Task instructions
Tell how many lines in the data hold "mises", giving that figure alone.

Stored items from a collection
::::::::::

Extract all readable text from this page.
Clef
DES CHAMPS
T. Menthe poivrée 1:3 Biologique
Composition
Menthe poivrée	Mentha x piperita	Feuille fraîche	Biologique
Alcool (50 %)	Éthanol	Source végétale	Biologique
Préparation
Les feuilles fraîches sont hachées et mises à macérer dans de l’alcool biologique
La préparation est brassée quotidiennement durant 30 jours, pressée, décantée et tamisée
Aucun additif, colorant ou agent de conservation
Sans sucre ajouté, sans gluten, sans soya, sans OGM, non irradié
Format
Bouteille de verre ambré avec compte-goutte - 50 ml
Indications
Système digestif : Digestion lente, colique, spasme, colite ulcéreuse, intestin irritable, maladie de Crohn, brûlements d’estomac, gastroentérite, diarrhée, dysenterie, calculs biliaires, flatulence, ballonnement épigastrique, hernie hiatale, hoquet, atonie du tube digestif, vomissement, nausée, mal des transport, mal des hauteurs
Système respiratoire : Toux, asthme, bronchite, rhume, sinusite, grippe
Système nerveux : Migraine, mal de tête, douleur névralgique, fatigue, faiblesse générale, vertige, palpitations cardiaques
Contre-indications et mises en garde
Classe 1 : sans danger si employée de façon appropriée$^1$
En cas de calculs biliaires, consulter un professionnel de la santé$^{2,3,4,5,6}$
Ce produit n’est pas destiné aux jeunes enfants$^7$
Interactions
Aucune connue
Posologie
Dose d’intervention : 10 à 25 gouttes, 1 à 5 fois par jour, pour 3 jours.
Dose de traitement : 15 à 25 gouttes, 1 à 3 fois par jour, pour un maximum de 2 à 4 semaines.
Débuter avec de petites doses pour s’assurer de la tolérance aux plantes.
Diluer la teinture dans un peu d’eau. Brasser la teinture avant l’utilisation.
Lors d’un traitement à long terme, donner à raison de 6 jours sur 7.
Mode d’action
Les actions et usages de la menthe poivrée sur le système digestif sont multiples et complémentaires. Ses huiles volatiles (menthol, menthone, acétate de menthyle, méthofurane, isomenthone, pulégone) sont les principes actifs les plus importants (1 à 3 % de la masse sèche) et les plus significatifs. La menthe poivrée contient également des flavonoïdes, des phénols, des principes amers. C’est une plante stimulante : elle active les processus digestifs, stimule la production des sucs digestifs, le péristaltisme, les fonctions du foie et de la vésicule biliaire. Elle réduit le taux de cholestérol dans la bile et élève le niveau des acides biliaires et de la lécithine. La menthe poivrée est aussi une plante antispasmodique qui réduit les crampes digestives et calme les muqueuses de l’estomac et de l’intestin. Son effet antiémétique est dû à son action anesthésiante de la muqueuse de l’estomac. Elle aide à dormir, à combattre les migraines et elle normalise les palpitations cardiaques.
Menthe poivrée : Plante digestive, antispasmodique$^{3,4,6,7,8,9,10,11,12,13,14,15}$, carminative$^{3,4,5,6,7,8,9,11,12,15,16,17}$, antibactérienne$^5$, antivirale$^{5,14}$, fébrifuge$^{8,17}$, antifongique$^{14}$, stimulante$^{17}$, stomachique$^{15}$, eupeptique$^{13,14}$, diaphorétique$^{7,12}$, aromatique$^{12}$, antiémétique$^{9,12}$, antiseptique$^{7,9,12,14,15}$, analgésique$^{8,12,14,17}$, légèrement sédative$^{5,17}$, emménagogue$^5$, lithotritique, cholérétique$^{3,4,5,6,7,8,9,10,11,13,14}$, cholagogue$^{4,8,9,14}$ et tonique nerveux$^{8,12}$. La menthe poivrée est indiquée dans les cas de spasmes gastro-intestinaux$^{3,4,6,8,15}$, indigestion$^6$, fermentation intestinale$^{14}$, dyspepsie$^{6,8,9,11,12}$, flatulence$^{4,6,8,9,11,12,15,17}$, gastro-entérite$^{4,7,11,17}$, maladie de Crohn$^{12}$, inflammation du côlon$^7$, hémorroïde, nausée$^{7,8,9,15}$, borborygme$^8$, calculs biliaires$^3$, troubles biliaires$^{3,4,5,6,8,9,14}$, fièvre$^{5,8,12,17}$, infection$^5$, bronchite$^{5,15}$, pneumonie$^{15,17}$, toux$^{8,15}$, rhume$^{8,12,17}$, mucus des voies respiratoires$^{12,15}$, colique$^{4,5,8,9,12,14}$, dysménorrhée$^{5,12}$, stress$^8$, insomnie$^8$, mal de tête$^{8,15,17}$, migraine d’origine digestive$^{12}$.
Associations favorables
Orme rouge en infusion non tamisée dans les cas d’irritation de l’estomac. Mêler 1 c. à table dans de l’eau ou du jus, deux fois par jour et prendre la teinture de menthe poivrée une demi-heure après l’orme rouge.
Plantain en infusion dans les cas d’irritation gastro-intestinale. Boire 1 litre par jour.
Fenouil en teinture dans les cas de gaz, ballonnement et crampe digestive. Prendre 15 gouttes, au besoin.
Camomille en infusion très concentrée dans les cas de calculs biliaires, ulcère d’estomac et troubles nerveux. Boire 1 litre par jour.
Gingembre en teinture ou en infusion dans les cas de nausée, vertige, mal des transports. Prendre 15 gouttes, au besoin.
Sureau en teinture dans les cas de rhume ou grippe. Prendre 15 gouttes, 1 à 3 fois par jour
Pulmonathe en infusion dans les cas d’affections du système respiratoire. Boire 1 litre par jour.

::::::::::

Exercise solution
2